* [Task requirements]
Make an exact copy of the records, with the images left out.

>> start Records to use

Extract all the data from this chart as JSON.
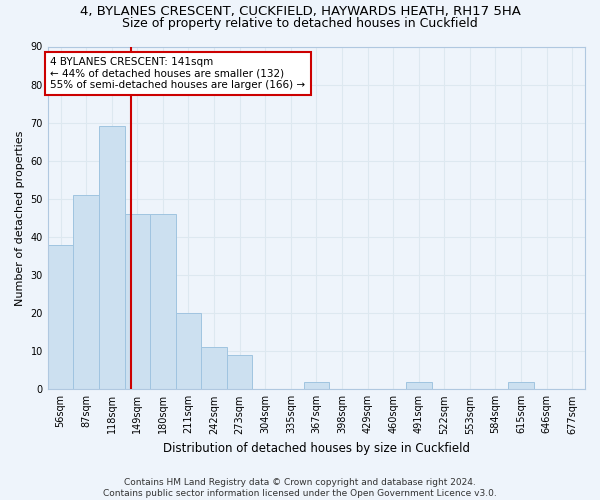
{
  "title": "4, BYLANES CRESCENT, CUCKFIELD, HAYWARDS HEATH, RH17 5HA",
  "subtitle": "Size of property relative to detached houses in Cuckfield",
  "xlabel": "Distribution of detached houses by size in Cuckfield",
  "ylabel": "Number of detached properties",
  "bin_labels": [
    "56sqm",
    "87sqm",
    "118sqm",
    "149sqm",
    "180sqm",
    "211sqm",
    "242sqm",
    "273sqm",
    "304sqm",
    "335sqm",
    "367sqm",
    "398sqm",
    "429sqm",
    "460sqm",
    "491sqm",
    "522sqm",
    "553sqm",
    "584sqm",
    "615sqm",
    "646sqm",
    "677sqm"
  ],
  "bar_heights": [
    38,
    51,
    69,
    46,
    46,
    20,
    11,
    9,
    0,
    0,
    2,
    0,
    0,
    0,
    2,
    0,
    0,
    0,
    2,
    0,
    0
  ],
  "bar_color": "#cce0f0",
  "bar_edge_color": "#a0c4e0",
  "grid_color": "#dde8f0",
  "background_color": "#eef4fb",
  "annotation_text": "4 BYLANES CRESCENT: 141sqm\n← 44% of detached houses are smaller (132)\n55% of semi-detached houses are larger (166) →",
  "annotation_box_color": "#ffffff",
  "annotation_box_edge": "#cc0000",
  "property_line_color": "#cc0000",
  "ylim": [
    0,
    90
  ],
  "yticks": [
    0,
    10,
    20,
    30,
    40,
    50,
    60,
    70,
    80,
    90
  ],
  "footer": "Contains HM Land Registry data © Crown copyright and database right 2024.\nContains public sector information licensed under the Open Government Licence v3.0.",
  "title_fontsize": 9.5,
  "subtitle_fontsize": 9,
  "xlabel_fontsize": 8.5,
  "ylabel_fontsize": 8,
  "tick_fontsize": 7,
  "annotation_fontsize": 7.5,
  "footer_fontsize": 6.5
}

>> end Records to use

* [Full output]
Extract all the data from this chart as JSON.
{
  "title": "4, BYLANES CRESCENT, CUCKFIELD, HAYWARDS HEATH, RH17 5HA",
  "subtitle": "Size of property relative to detached houses in Cuckfield",
  "xlabel": "Distribution of detached houses by size in Cuckfield",
  "ylabel": "Number of detached properties",
  "bin_labels": [
    "56sqm",
    "87sqm",
    "118sqm",
    "149sqm",
    "180sqm",
    "211sqm",
    "242sqm",
    "273sqm",
    "304sqm",
    "335sqm",
    "367sqm",
    "398sqm",
    "429sqm",
    "460sqm",
    "491sqm",
    "522sqm",
    "553sqm",
    "584sqm",
    "615sqm",
    "646sqm",
    "677sqm"
  ],
  "bar_heights": [
    38,
    51,
    69,
    46,
    46,
    20,
    11,
    9,
    0,
    0,
    2,
    0,
    0,
    0,
    2,
    0,
    0,
    0,
    2,
    0,
    0
  ],
  "bar_color": "#cce0f0",
  "bar_edge_color": "#a0c4e0",
  "grid_color": "#dde8f0",
  "background_color": "#eef4fb",
  "annotation_text": "4 BYLANES CRESCENT: 141sqm\n← 44% of detached houses are smaller (132)\n55% of semi-detached houses are larger (166) →",
  "annotation_box_color": "#ffffff",
  "annotation_box_edge": "#cc0000",
  "property_line_color": "#cc0000",
  "ylim": [
    0,
    90
  ],
  "yticks": [
    0,
    10,
    20,
    30,
    40,
    50,
    60,
    70,
    80,
    90
  ],
  "footer": "Contains HM Land Registry data © Crown copyright and database right 2024.\nContains public sector information licensed under the Open Government Licence v3.0.",
  "title_fontsize": 9.5,
  "subtitle_fontsize": 9,
  "xlabel_fontsize": 8.5,
  "ylabel_fontsize": 8,
  "tick_fontsize": 7,
  "annotation_fontsize": 7.5,
  "footer_fontsize": 6.5
}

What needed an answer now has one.